> **Written instruction**: Omit all images. Transcribe the rest of the material below exactly.

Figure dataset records
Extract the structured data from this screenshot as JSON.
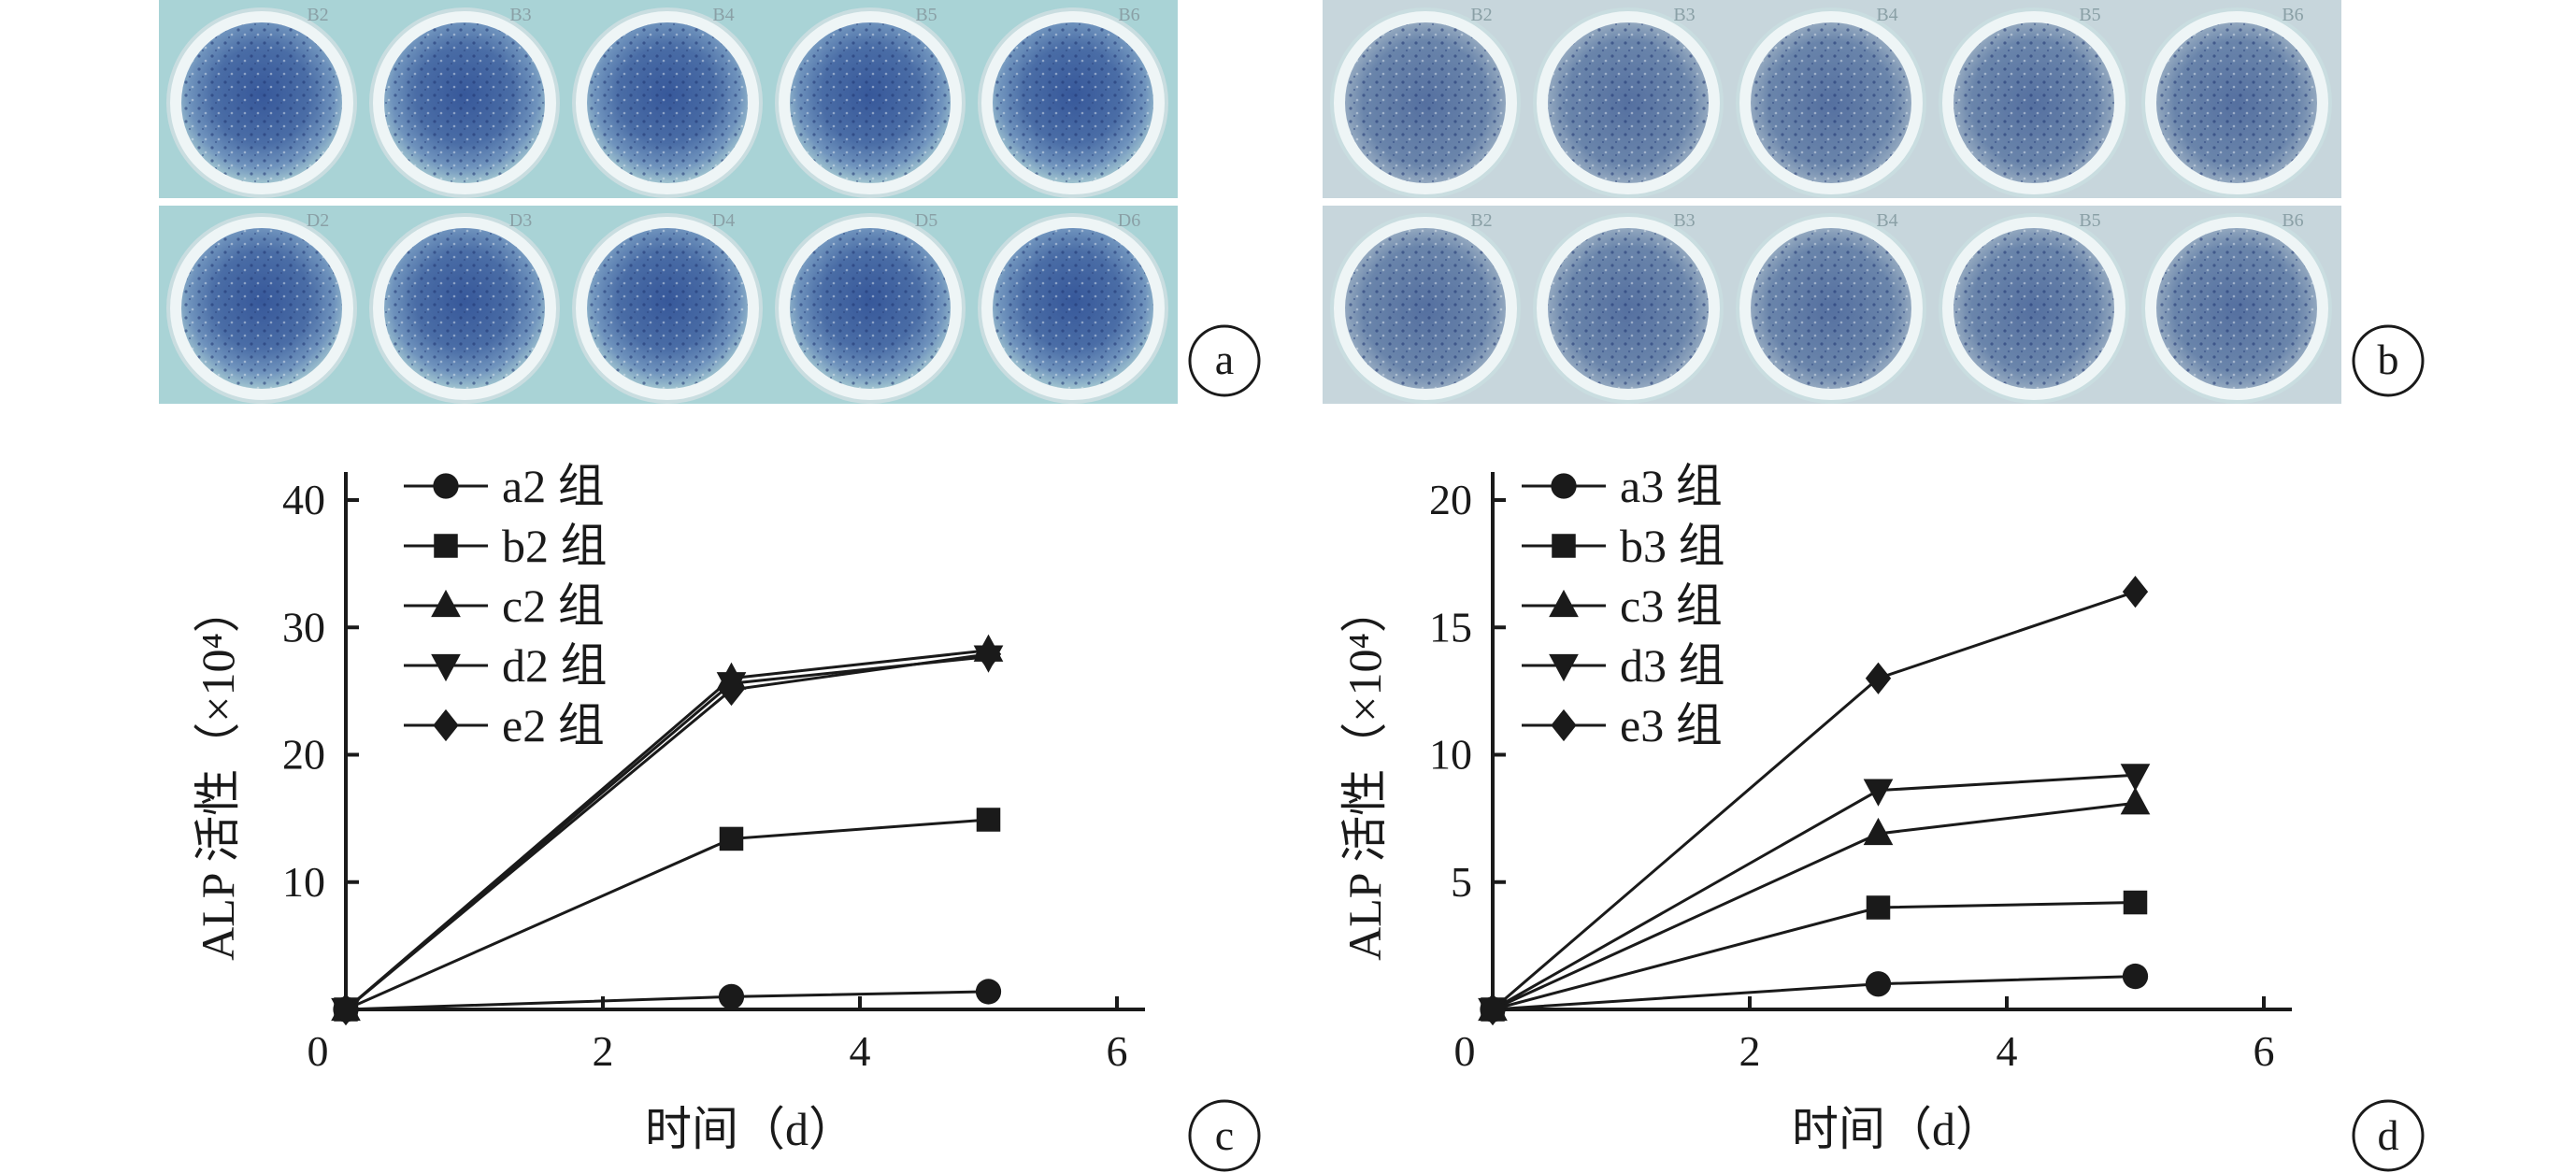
{
  "photos": {
    "a": {
      "letter": "a",
      "well_labels_top": [
        "B2",
        "B3",
        "B4",
        "B5",
        "B6"
      ],
      "well_labels_bottom": [
        "D2",
        "D3",
        "D4",
        "D5",
        "D6"
      ],
      "plate_color": "#a9d3d6",
      "stain_color": "#3d5e96"
    },
    "b": {
      "letter": "b",
      "well_labels_top": [
        "B2",
        "B3",
        "B4",
        "B5",
        "B6"
      ],
      "well_labels_bottom": [
        "B2",
        "B3",
        "B4",
        "B5",
        "B6"
      ],
      "plate_color": "#c7d6dc",
      "stain_color": "#5f7aa3"
    }
  },
  "chart_data": [
    {
      "type": "line",
      "panel": "c",
      "xlabel": "时间（d）",
      "ylabel": "ALP 活性（×10⁴）",
      "xlim": [
        0,
        6
      ],
      "ylim": [
        0,
        40
      ],
      "x_ticks": [
        "0",
        "2",
        "4",
        "6"
      ],
      "y_ticks": [
        "10",
        "20",
        "30",
        "40"
      ],
      "x": [
        0,
        3,
        5
      ],
      "legend_position": "top-left",
      "series": [
        {
          "name": "a2 组",
          "marker": "circle",
          "values": [
            0,
            1.0,
            1.4
          ]
        },
        {
          "name": "b2 组",
          "marker": "square",
          "values": [
            0,
            13.4,
            14.9
          ]
        },
        {
          "name": "c2 组",
          "marker": "triangle-up",
          "values": [
            0,
            26.0,
            28.2
          ]
        },
        {
          "name": "d2 组",
          "marker": "triangle-down",
          "values": [
            0,
            25.6,
            27.7
          ]
        },
        {
          "name": "e2 组",
          "marker": "diamond",
          "values": [
            0,
            25.1,
            27.9
          ]
        }
      ]
    },
    {
      "type": "line",
      "panel": "d",
      "xlabel": "时间（d）",
      "ylabel": "ALP 活性（×10⁴）",
      "xlim": [
        0,
        6
      ],
      "ylim": [
        0,
        20
      ],
      "x_ticks": [
        "0",
        "2",
        "4",
        "6"
      ],
      "y_ticks": [
        "5",
        "10",
        "15",
        "20"
      ],
      "x": [
        0,
        3,
        5
      ],
      "legend_position": "top-left",
      "series": [
        {
          "name": "a3 组",
          "marker": "circle",
          "values": [
            0,
            1.0,
            1.3
          ]
        },
        {
          "name": "b3 组",
          "marker": "square",
          "values": [
            0,
            4.0,
            4.2
          ]
        },
        {
          "name": "c3 组",
          "marker": "triangle-up",
          "values": [
            0,
            6.9,
            8.1
          ]
        },
        {
          "name": "d3 组",
          "marker": "triangle-down",
          "values": [
            0,
            8.6,
            9.2
          ]
        },
        {
          "name": "e3 组",
          "marker": "diamond",
          "values": [
            0,
            13.0,
            16.4
          ]
        }
      ]
    }
  ]
}
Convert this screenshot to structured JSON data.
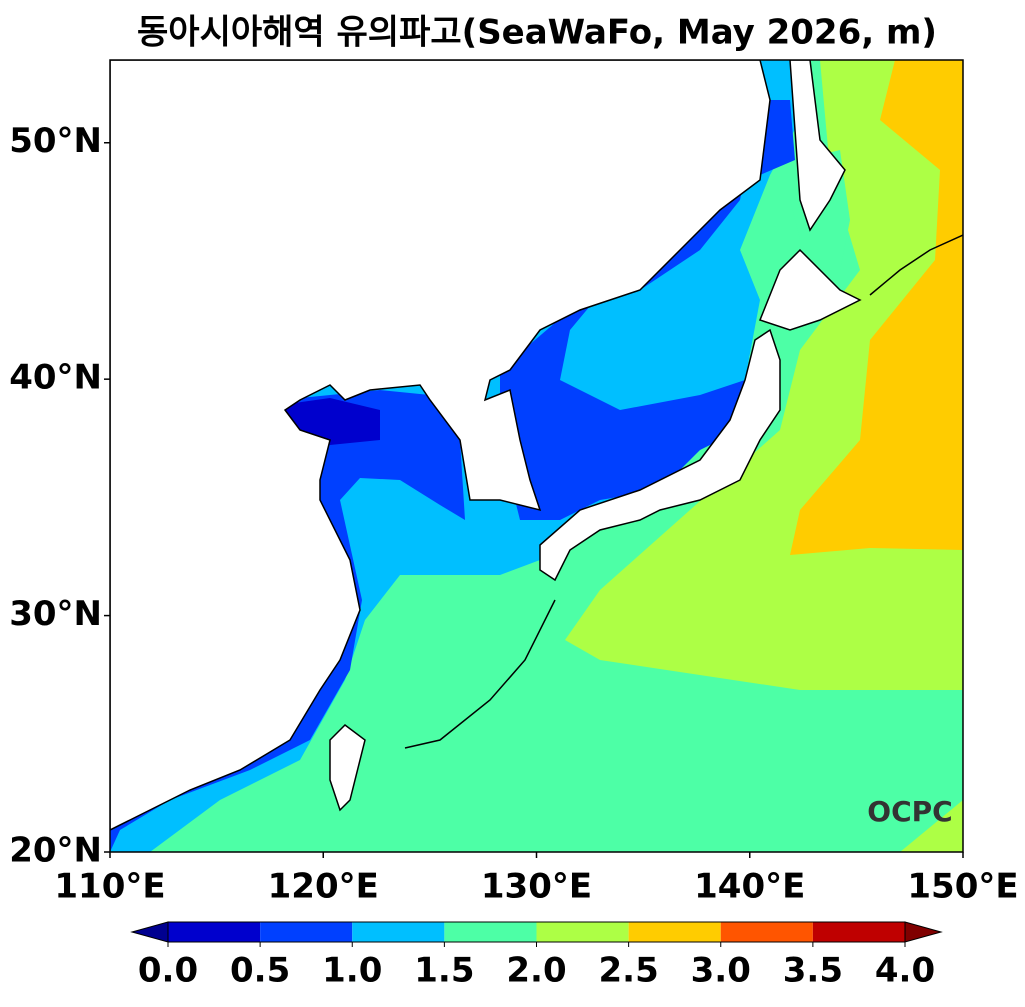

> **The reply**:
Extract the structured data from this screenshot as JSON.
{
  "photos": {
    "a": {
      "letter": "a",
      "well_labels_top": [
        "B2",
        "B3",
        "B4",
        "B5",
        "B6"
      ],
      "well_labels_bottom": [
        "D2",
        "D3",
        "D4",
        "D5",
        "D6"
      ],
      "plate_color": "#a9d3d6",
      "stain_color": "#3d5e96"
    },
    "b": {
      "letter": "b",
      "well_labels_top": [
        "B2",
        "B3",
        "B4",
        "B5",
        "B6"
      ],
      "well_labels_bottom": [
        "B2",
        "B3",
        "B4",
        "B5",
        "B6"
      ],
      "plate_color": "#c7d6dc",
      "stain_color": "#5f7aa3"
    }
  },
  "chart_data": [
    {
      "type": "line",
      "panel": "c",
      "xlabel": "时间（d）",
      "ylabel": "ALP 活性（×10⁴）",
      "xlim": [
        0,
        6
      ],
      "ylim": [
        0,
        40
      ],
      "x_ticks": [
        "0",
        "2",
        "4",
        "6"
      ],
      "y_ticks": [
        "10",
        "20",
        "30",
        "40"
      ],
      "x": [
        0,
        3,
        5
      ],
      "legend_position": "top-left",
      "series": [
        {
          "name": "a2 组",
          "marker": "circle",
          "values": [
            0,
            1.0,
            1.4
          ]
        },
        {
          "name": "b2 组",
          "marker": "square",
          "values": [
            0,
            13.4,
            14.9
          ]
        },
        {
          "name": "c2 组",
          "marker": "triangle-up",
          "values": [
            0,
            26.0,
            28.2
          ]
        },
        {
          "name": "d2 组",
          "marker": "triangle-down",
          "values": [
            0,
            25.6,
            27.7
          ]
        },
        {
          "name": "e2 组",
          "marker": "diamond",
          "values": [
            0,
            25.1,
            27.9
          ]
        }
      ]
    },
    {
      "type": "line",
      "panel": "d",
      "xlabel": "时间（d）",
      "ylabel": "ALP 活性（×10⁴）",
      "xlim": [
        0,
        6
      ],
      "ylim": [
        0,
        20
      ],
      "x_ticks": [
        "0",
        "2",
        "4",
        "6"
      ],
      "y_ticks": [
        "5",
        "10",
        "15",
        "20"
      ],
      "x": [
        0,
        3,
        5
      ],
      "legend_position": "top-left",
      "series": [
        {
          "name": "a3 组",
          "marker": "circle",
          "values": [
            0,
            1.0,
            1.3
          ]
        },
        {
          "name": "b3 组",
          "marker": "square",
          "values": [
            0,
            4.0,
            4.2
          ]
        },
        {
          "name": "c3 组",
          "marker": "triangle-up",
          "values": [
            0,
            6.9,
            8.1
          ]
        },
        {
          "name": "d3 组",
          "marker": "triangle-down",
          "values": [
            0,
            8.6,
            9.2
          ]
        },
        {
          "name": "e3 组",
          "marker": "diamond",
          "values": [
            0,
            13.0,
            16.4
          ]
        }
      ]
    }
  ]
}
Convert this screenshot to structured JSON data.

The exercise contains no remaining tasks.